Return the full material exactly.
=== Input rows ===
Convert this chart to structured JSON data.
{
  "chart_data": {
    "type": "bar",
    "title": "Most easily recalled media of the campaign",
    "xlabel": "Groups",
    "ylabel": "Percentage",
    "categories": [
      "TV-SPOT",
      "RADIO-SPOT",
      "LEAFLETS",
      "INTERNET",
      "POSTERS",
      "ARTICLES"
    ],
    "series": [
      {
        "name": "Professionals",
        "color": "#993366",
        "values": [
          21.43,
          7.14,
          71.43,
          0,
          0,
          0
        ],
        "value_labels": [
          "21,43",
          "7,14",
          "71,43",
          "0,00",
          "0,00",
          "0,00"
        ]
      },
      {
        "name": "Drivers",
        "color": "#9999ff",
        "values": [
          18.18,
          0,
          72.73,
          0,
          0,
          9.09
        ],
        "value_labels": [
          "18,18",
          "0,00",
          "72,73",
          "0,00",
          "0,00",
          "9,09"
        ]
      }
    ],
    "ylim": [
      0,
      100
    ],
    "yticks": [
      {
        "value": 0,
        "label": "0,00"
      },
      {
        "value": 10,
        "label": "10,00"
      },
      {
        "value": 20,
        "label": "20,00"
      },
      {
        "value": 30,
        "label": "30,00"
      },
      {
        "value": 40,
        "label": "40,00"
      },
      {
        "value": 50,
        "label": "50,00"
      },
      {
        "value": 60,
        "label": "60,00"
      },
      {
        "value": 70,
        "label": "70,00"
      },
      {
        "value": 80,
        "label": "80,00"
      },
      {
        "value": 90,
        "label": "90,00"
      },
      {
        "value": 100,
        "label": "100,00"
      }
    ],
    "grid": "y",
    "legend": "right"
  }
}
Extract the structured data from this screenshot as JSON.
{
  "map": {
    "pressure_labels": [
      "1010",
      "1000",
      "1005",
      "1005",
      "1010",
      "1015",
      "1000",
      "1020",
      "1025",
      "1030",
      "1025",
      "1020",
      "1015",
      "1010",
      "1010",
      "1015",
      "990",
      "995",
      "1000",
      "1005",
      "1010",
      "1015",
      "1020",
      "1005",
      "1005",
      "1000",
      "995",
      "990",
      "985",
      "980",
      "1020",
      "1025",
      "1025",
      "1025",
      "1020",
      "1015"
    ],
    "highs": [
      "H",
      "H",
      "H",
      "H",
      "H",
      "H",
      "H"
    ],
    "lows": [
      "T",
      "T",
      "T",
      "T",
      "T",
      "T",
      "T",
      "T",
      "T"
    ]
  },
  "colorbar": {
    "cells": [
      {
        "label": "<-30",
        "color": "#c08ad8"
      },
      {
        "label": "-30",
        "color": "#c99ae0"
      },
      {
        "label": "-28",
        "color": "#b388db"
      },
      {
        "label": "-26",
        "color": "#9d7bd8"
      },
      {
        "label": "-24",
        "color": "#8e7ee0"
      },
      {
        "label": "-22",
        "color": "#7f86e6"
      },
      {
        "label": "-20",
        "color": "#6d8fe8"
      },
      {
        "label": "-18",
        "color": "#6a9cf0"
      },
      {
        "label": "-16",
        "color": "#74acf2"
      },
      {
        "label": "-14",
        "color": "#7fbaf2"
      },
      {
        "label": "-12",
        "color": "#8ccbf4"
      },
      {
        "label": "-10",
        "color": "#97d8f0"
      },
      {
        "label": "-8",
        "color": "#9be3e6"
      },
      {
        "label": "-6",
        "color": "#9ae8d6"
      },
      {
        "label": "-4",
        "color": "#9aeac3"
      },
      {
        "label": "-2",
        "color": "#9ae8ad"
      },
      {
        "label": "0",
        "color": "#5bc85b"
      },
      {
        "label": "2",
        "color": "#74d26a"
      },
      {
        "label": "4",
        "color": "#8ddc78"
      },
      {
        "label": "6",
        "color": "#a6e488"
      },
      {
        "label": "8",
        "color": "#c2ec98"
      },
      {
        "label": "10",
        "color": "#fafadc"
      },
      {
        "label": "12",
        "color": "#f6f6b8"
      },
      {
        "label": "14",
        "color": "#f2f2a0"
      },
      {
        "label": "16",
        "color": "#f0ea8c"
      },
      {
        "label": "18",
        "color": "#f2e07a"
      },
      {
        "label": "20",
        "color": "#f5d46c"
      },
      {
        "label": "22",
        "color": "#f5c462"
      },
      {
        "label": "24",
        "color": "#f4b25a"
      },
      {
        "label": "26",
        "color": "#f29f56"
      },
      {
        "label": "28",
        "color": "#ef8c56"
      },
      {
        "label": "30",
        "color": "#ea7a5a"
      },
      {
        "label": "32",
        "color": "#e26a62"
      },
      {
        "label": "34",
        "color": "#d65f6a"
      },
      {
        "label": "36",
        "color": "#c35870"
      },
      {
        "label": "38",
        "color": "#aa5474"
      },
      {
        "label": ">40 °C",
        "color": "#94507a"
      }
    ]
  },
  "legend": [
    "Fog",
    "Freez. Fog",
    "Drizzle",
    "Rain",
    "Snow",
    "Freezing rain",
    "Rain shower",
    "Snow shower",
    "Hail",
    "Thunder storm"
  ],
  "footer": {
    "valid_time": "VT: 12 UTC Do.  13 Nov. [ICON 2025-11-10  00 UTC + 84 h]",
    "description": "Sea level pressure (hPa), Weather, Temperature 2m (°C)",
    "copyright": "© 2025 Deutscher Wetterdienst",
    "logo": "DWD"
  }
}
===
### Solution to this problem
Convert this chart to structured JSON data.
{
  "chart_data": {
    "type": "bar",
    "title": "Most easily recalled media of the campaign",
    "xlabel": "Groups",
    "ylabel": "Percentage",
    "categories": [
      "TV-SPOT",
      "RADIO-SPOT",
      "LEAFLETS",
      "INTERNET",
      "POSTERS",
      "ARTICLES"
    ],
    "series": [
      {
        "name": "Professionals",
        "color": "#993366",
        "values": [
          21.43,
          7.14,
          71.43,
          0,
          0,
          0
        ],
        "value_labels": [
          "21,43",
          "7,14",
          "71,43",
          "0,00",
          "0,00",
          "0,00"
        ]
      },
      {
        "name": "Drivers",
        "color": "#9999ff",
        "values": [
          18.18,
          0,
          72.73,
          0,
          0,
          9.09
        ],
        "value_labels": [
          "18,18",
          "0,00",
          "72,73",
          "0,00",
          "0,00",
          "9,09"
        ]
      }
    ],
    "ylim": [
      0,
      100
    ],
    "yticks": [
      {
        "value": 0,
        "label": "0,00"
      },
      {
        "value": 10,
        "label": "10,00"
      },
      {
        "value": 20,
        "label": "20,00"
      },
      {
        "value": 30,
        "label": "30,00"
      },
      {
        "value": 40,
        "label": "40,00"
      },
      {
        "value": 50,
        "label": "50,00"
      },
      {
        "value": 60,
        "label": "60,00"
      },
      {
        "value": 70,
        "label": "70,00"
      },
      {
        "value": 80,
        "label": "80,00"
      },
      {
        "value": 90,
        "label": "90,00"
      },
      {
        "value": 100,
        "label": "100,00"
      }
    ],
    "grid": "y",
    "legend": "right"
  }
}
Extract the structured data from this screenshot as JSON.
{
  "map": {
    "pressure_labels": [
      "1010",
      "1000",
      "1005",
      "1005",
      "1010",
      "1015",
      "1000",
      "1020",
      "1025",
      "1030",
      "1025",
      "1020",
      "1015",
      "1010",
      "1010",
      "1015",
      "990",
      "995",
      "1000",
      "1005",
      "1010",
      "1015",
      "1020",
      "1005",
      "1005",
      "1000",
      "995",
      "990",
      "985",
      "980",
      "1020",
      "1025",
      "1025",
      "1025",
      "1020",
      "1015"
    ],
    "highs": [
      "H",
      "H",
      "H",
      "H",
      "H",
      "H",
      "H"
    ],
    "lows": [
      "T",
      "T",
      "T",
      "T",
      "T",
      "T",
      "T",
      "T",
      "T"
    ]
  },
  "colorbar": {
    "cells": [
      {
        "label": "<-30",
        "color": "#c08ad8"
      },
      {
        "label": "-30",
        "color": "#c99ae0"
      },
      {
        "label": "-28",
        "color": "#b388db"
      },
      {
        "label": "-26",
        "color": "#9d7bd8"
      },
      {
        "label": "-24",
        "color": "#8e7ee0"
      },
      {
        "label": "-22",
        "color": "#7f86e6"
      },
      {
        "label": "-20",
        "color": "#6d8fe8"
      },
      {
        "label": "-18",
        "color": "#6a9cf0"
      },
      {
        "label": "-16",
        "color": "#74acf2"
      },
      {
        "label": "-14",
        "color": "#7fbaf2"
      },
      {
        "label": "-12",
        "color": "#8ccbf4"
      },
      {
        "label": "-10",
        "color": "#97d8f0"
      },
      {
        "label": "-8",
        "color": "#9be3e6"
      },
      {
        "label": "-6",
        "color": "#9ae8d6"
      },
      {
        "label": "-4",
        "color": "#9aeac3"
      },
      {
        "label": "-2",
        "color": "#9ae8ad"
      },
      {
        "label": "0",
        "color": "#5bc85b"
      },
      {
        "label": "2",
        "color": "#74d26a"
      },
      {
        "label": "4",
        "color": "#8ddc78"
      },
      {
        "label": "6",
        "color": "#a6e488"
      },
      {
        "label": "8",
        "color": "#c2ec98"
      },
      {
        "label": "10",
        "color": "#fafadc"
      },
      {
        "label": "12",
        "color": "#f6f6b8"
      },
      {
        "label": "14",
        "color": "#f2f2a0"
      },
      {
        "label": "16",
        "color": "#f0ea8c"
      },
      {
        "label": "18",
        "color": "#f2e07a"
      },
      {
        "label": "20",
        "color": "#f5d46c"
      },
      {
        "label": "22",
        "color": "#f5c462"
      },
      {
        "label": "24",
        "color": "#f4b25a"
      },
      {
        "label": "26",
        "color": "#f29f56"
      },
      {
        "label": "28",
        "color": "#ef8c56"
      },
      {
        "label": "30",
        "color": "#ea7a5a"
      },
      {
        "label": "32",
        "color": "#e26a62"
      },
      {
        "label": "34",
        "color": "#d65f6a"
      },
      {
        "label": "36",
        "color": "#c35870"
      },
      {
        "label": "38",
        "color": "#aa5474"
      },
      {
        "label": ">40 °C",
        "color": "#94507a"
      }
    ]
  },
  "legend": [
    "Fog",
    "Freez. Fog",
    "Drizzle",
    "Rain",
    "Snow",
    "Freezing rain",
    "Rain shower",
    "Snow shower",
    "Hail",
    "Thunder storm"
  ],
  "footer": {
    "valid_time": "VT: 12 UTC Do.  13 Nov. [ICON 2025-11-10  00 UTC + 84 h]",
    "description": "Sea level pressure (hPa), Weather, Temperature 2m (°C)",
    "copyright": "© 2025 Deutscher Wetterdienst",
    "logo": "DWD"
  }
}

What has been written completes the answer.